Objetivo declarado 1
Transcreva sem nenhuma alteração o trecho dos registros que vai do início até a linha que contém "y-tick-label: 100: [52, 66, 76, 82]", incluindo as duas extremidades.

Trecho selecionado
○ ○ ○

O percurso da Águia 28: desafios da policial Thaiane Quaresma frente ao Tático Móvel PMMG

0
525
Juliana Lemes da Cruz.
Doutoranda em Política Social – UFF.
Pesquisadora GEPAF/UFVJM.
Coordenadora do Projeto MLV.
Contato: julianalemes@id.uff.br

Cada vez mais, espaços historicamente ocupados por homens têm sido ocupados também por mulheres. Esse movimento acontece mais depressa nos grandes centros urbanos, em detrimento das localidades mais longínquas, onde ainda impera a crença de que determinadas atividades não são destinadas às mulheres. Rompendo paradigmas, Thaiane Quaresma, a protagonista desta edição, mostrou que essa ideia pode e deve ser superada. A Policial foi a nº 28 do curso de Radiopatrulhamento Tático Móvel – RTM realizado em outubro de 2018, na capital mineira. Ao concluir os 30 dias de exaustivas atividades, o aluno aprovado em todas as fases tem seu nome gravado em uma placa que enaltece a conquista da conclusão de um dos mais desafiantes cursos da Polícia Militar de Minas Gerais – PMMG, superado pelos que passam a integrar o seleto grupo daqueles que são nomeados de Águia.

No campo da segurança pública, majoritariamente composto de profissionais do sexo masculino, ocupar espaços tradicionalmente liderados, controlados e dominados por homens é tão desafiante quanto submeter a estrutura física e mental à exaustão durante um curso ou treinamento. No interior, embora tivesse disposição, as vagas não eram o bastante para que Thaiane conseguisse se candidatar, ainda mais sendo uma voluntária mulher, que dificilmente seria indicada para fazer um curso para uma modalidade de policiamento desejada por policiais masculinos. Chegou a ouvir de um colega que o credenciamento para uso de fuzil (um curso breve) seria muito pesado para ela, e que não daria conta. O citado curso baseia-se no manuseio, tiro, montagem e desmontagem do armamento em espaço com gás lacrimogêneo, e sempre sob estresse.

○ ○ ○

Material da tarefa
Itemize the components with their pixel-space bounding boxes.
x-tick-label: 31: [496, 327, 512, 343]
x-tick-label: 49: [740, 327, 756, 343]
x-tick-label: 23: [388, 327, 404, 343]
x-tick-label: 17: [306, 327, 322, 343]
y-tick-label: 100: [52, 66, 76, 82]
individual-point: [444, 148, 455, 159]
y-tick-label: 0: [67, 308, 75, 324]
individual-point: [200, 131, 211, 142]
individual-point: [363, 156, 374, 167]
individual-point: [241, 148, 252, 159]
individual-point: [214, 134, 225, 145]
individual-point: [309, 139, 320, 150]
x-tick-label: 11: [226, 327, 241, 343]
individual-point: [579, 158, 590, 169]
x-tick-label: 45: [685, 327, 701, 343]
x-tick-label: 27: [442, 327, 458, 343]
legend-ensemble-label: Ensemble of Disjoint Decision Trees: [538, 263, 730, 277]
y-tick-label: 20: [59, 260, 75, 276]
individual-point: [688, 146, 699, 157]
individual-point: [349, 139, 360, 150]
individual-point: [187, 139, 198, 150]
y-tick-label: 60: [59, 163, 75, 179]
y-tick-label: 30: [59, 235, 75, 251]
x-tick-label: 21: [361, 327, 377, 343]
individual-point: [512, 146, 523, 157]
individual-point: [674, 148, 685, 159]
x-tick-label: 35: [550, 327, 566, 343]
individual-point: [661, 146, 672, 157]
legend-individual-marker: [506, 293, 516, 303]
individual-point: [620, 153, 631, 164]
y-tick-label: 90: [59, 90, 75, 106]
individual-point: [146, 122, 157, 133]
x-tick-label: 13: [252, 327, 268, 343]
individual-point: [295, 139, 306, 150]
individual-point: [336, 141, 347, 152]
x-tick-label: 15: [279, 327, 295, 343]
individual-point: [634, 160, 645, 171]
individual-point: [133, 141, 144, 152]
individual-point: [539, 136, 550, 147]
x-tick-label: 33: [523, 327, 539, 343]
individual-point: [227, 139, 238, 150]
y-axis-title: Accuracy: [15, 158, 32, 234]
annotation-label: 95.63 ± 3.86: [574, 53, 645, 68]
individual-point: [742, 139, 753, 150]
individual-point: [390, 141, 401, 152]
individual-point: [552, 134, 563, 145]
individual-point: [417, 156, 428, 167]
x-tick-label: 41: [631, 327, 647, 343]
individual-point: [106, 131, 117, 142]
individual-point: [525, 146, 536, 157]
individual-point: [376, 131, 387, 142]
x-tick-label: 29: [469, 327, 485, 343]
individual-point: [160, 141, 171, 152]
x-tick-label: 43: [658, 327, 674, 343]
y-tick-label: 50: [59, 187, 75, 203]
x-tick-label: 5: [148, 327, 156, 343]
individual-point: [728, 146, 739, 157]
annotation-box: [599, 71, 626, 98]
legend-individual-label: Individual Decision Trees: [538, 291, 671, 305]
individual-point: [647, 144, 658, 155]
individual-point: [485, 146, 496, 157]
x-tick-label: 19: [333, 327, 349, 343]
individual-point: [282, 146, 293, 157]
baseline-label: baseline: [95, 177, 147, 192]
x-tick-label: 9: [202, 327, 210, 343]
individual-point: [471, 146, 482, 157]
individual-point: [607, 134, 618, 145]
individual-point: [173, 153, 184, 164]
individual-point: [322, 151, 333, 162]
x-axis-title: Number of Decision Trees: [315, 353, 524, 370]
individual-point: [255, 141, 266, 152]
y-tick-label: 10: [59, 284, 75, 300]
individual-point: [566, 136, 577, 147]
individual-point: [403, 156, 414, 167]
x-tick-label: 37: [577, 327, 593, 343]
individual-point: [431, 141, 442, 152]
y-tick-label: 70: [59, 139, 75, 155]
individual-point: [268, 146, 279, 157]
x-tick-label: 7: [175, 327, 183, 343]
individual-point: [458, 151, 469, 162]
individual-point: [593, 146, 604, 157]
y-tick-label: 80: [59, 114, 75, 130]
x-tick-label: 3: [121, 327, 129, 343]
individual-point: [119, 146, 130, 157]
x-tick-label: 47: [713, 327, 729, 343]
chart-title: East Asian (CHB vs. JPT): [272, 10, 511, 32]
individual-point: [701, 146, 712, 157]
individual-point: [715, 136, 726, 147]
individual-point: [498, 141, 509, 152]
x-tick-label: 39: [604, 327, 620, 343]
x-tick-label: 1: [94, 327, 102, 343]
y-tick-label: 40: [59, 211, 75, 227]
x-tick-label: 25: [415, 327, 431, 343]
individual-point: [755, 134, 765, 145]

○ ○ ○

Objetivo declarado 2
No texto sobre Thaiane Quaresma, em que mês e ano foi realizado o curso de Radiopatrulhamento Tático Móvel que ela concluiu?

Resposta completa 1
Itemize the components with their pixel-space bounding boxes.
x-tick-label: 31: [496, 327, 512, 343]
x-tick-label: 49: [740, 327, 756, 343]
x-tick-label: 23: [388, 327, 404, 343]
x-tick-label: 17: [306, 327, 322, 343]
y-tick-label: 100: [52, 66, 76, 82]

Resposta completa 2
Em outubro de 2018.